WHAT IS BEING ASKED
Write out the entries below once more, exactly.

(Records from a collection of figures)
..............................

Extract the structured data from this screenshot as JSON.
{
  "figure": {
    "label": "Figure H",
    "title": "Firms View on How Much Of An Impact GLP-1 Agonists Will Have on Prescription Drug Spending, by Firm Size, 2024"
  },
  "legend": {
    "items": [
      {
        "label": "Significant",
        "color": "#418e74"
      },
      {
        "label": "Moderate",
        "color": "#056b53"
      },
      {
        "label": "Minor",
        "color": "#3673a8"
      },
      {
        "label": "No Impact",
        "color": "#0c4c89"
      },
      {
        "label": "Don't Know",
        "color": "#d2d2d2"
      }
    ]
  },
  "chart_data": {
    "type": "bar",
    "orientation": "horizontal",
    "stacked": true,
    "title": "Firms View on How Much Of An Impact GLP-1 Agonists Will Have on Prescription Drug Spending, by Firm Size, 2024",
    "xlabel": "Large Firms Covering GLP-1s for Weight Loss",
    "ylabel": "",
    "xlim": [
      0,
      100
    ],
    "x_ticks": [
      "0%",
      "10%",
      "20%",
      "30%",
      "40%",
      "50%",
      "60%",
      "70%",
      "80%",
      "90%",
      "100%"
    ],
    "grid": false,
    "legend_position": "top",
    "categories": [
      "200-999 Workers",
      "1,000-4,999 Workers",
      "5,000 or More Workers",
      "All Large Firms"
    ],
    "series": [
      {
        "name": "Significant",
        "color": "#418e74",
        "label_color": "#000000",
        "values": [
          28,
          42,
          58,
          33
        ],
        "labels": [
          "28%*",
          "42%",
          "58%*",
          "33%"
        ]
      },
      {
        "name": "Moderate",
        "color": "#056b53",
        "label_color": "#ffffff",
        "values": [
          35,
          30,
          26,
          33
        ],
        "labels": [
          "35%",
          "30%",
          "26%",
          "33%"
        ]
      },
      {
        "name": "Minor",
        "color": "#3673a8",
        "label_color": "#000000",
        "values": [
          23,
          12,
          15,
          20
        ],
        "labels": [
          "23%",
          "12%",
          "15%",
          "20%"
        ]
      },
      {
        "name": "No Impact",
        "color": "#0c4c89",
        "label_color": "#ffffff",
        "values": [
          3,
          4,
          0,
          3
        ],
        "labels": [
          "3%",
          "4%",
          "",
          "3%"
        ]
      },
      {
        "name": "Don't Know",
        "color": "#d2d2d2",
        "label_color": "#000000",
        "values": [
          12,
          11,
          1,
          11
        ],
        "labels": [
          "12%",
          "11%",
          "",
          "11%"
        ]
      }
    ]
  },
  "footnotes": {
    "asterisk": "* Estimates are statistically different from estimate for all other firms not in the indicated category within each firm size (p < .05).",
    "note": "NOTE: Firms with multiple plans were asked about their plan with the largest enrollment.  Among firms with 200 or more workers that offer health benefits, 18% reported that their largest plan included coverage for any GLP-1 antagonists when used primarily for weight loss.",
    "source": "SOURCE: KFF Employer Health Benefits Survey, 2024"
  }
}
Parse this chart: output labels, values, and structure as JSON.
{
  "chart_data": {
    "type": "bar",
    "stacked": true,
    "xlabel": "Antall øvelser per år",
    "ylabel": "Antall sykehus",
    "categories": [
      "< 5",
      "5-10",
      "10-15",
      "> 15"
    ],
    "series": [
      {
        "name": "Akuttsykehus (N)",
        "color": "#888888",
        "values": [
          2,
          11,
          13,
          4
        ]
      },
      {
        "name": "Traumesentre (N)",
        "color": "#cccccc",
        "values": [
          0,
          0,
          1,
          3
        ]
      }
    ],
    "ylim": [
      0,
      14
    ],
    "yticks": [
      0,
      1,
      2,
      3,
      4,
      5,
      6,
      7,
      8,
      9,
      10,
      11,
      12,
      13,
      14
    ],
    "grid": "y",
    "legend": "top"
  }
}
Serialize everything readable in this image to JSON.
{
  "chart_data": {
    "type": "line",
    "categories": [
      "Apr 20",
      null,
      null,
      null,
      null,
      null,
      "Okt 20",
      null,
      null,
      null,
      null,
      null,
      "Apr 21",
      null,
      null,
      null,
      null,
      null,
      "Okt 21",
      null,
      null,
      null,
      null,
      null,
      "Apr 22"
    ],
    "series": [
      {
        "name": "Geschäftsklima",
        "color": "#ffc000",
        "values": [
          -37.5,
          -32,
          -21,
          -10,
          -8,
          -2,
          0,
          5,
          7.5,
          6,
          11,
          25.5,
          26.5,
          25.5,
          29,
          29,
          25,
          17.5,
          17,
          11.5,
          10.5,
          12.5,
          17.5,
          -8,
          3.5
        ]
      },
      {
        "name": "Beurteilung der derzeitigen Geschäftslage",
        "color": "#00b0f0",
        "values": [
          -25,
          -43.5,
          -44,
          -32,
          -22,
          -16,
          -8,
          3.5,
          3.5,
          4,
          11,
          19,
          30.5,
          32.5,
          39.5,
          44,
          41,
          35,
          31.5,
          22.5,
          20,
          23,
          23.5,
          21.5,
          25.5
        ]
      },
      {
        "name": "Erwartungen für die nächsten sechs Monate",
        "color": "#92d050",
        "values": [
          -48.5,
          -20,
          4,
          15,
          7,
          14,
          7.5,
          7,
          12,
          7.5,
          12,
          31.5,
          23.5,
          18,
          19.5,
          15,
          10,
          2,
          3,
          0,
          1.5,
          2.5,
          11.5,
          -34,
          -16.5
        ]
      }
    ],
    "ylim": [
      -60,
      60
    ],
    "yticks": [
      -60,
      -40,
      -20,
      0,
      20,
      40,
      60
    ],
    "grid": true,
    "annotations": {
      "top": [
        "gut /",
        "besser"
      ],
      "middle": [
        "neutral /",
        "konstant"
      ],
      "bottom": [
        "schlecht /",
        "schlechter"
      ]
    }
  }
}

..............................

FINISHED EXERCISE
Extract the structured data from this screenshot as JSON.
{
  "figure": {
    "label": "Figure H",
    "title": "Firms View on How Much Of An Impact GLP-1 Agonists Will Have on Prescription Drug Spending, by Firm Size, 2024"
  },
  "legend": {
    "items": [
      {
        "label": "Significant",
        "color": "#418e74"
      },
      {
        "label": "Moderate",
        "color": "#056b53"
      },
      {
        "label": "Minor",
        "color": "#3673a8"
      },
      {
        "label": "No Impact",
        "color": "#0c4c89"
      },
      {
        "label": "Don't Know",
        "color": "#d2d2d2"
      }
    ]
  },
  "chart_data": {
    "type": "bar",
    "orientation": "horizontal",
    "stacked": true,
    "title": "Firms View on How Much Of An Impact GLP-1 Agonists Will Have on Prescription Drug Spending, by Firm Size, 2024",
    "xlabel": "Large Firms Covering GLP-1s for Weight Loss",
    "ylabel": "",
    "xlim": [
      0,
      100
    ],
    "x_ticks": [
      "0%",
      "10%",
      "20%",
      "30%",
      "40%",
      "50%",
      "60%",
      "70%",
      "80%",
      "90%",
      "100%"
    ],
    "grid": false,
    "legend_position": "top",
    "categories": [
      "200-999 Workers",
      "1,000-4,999 Workers",
      "5,000 or More Workers",
      "All Large Firms"
    ],
    "series": [
      {
        "name": "Significant",
        "color": "#418e74",
        "label_color": "#000000",
        "values": [
          28,
          42,
          58,
          33
        ],
        "labels": [
          "28%*",
          "42%",
          "58%*",
          "33%"
        ]
      },
      {
        "name": "Moderate",
        "color": "#056b53",
        "label_color": "#ffffff",
        "values": [
          35,
          30,
          26,
          33
        ],
        "labels": [
          "35%",
          "30%",
          "26%",
          "33%"
        ]
      },
      {
        "name": "Minor",
        "color": "#3673a8",
        "label_color": "#000000",
        "values": [
          23,
          12,
          15,
          20
        ],
        "labels": [
          "23%",
          "12%",
          "15%",
          "20%"
        ]
      },
      {
        "name": "No Impact",
        "color": "#0c4c89",
        "label_color": "#ffffff",
        "values": [
          3,
          4,
          0,
          3
        ],
        "labels": [
          "3%",
          "4%",
          "",
          "3%"
        ]
      },
      {
        "name": "Don't Know",
        "color": "#d2d2d2",
        "label_color": "#000000",
        "values": [
          12,
          11,
          1,
          11
        ],
        "labels": [
          "12%",
          "11%",
          "",
          "11%"
        ]
      }
    ]
  },
  "footnotes": {
    "asterisk": "* Estimates are statistically different from estimate for all other firms not in the indicated category within each firm size (p < .05).",
    "note": "NOTE: Firms with multiple plans were asked about their plan with the largest enrollment.  Among firms with 200 or more workers that offer health benefits, 18% reported that their largest plan included coverage for any GLP-1 antagonists when used primarily for weight loss.",
    "source": "SOURCE: KFF Employer Health Benefits Survey, 2024"
  }
}
Parse this chart: output labels, values, and structure as JSON.
{
  "chart_data": {
    "type": "bar",
    "stacked": true,
    "xlabel": "Antall øvelser per år",
    "ylabel": "Antall sykehus",
    "categories": [
      "< 5",
      "5-10",
      "10-15",
      "> 15"
    ],
    "series": [
      {
        "name": "Akuttsykehus (N)",
        "color": "#888888",
        "values": [
          2,
          11,
          13,
          4
        ]
      },
      {
        "name": "Traumesentre (N)",
        "color": "#cccccc",
        "values": [
          0,
          0,
          1,
          3
        ]
      }
    ],
    "ylim": [
      0,
      14
    ],
    "yticks": [
      0,
      1,
      2,
      3,
      4,
      5,
      6,
      7,
      8,
      9,
      10,
      11,
      12,
      13,
      14
    ],
    "grid": "y",
    "legend": "top"
  }
}
Serialize everything readable in this image to JSON.
{
  "chart_data": {
    "type": "line",
    "categories": [
      "Apr 20",
      null,
      null,
      null,
      null,
      null,
      "Okt 20",
      null,
      null,
      null,
      null,
      null,
      "Apr 21",
      null,
      null,
      null,
      null,
      null,
      "Okt 21",
      null,
      null,
      null,
      null,
      null,
      "Apr 22"
    ],
    "series": [
      {
        "name": "Geschäftsklima",
        "color": "#ffc000",
        "values": [
          -37.5,
          -32,
          -21,
          -10,
          -8,
          -2,
          0,
          5,
          7.5,
          6,
          11,
          25.5,
          26.5,
          25.5,
          29,
          29,
          25,
          17.5,
          17,
          11.5,
          10.5,
          12.5,
          17.5,
          -8,
          3.5
        ]
      },
      {
        "name": "Beurteilung der derzeitigen Geschäftslage",
        "color": "#00b0f0",
        "values": [
          -25,
          -43.5,
          -44,
          -32,
          -22,
          -16,
          -8,
          3.5,
          3.5,
          4,
          11,
          19,
          30.5,
          32.5,
          39.5,
          44,
          41,
          35,
          31.5,
          22.5,
          20,
          23,
          23.5,
          21.5,
          25.5
        ]
      },
      {
        "name": "Erwartungen für die nächsten sechs Monate",
        "color": "#92d050",
        "values": [
          -48.5,
          -20,
          4,
          15,
          7,
          14,
          7.5,
          7,
          12,
          7.5,
          12,
          31.5,
          23.5,
          18,
          19.5,
          15,
          10,
          2,
          3,
          0,
          1.5,
          2.5,
          11.5,
          -34,
          -16.5
        ]
      }
    ],
    "ylim": [
      -60,
      60
    ],
    "yticks": [
      -60,
      -40,
      -20,
      0,
      20,
      40,
      60
    ],
    "grid": true,
    "annotations": {
      "top": [
        "gut /",
        "besser"
      ],
      "middle": [
        "neutral /",
        "konstant"
      ],
      "bottom": [
        "schlecht /",
        "schlechter"
      ]
    }
  }
}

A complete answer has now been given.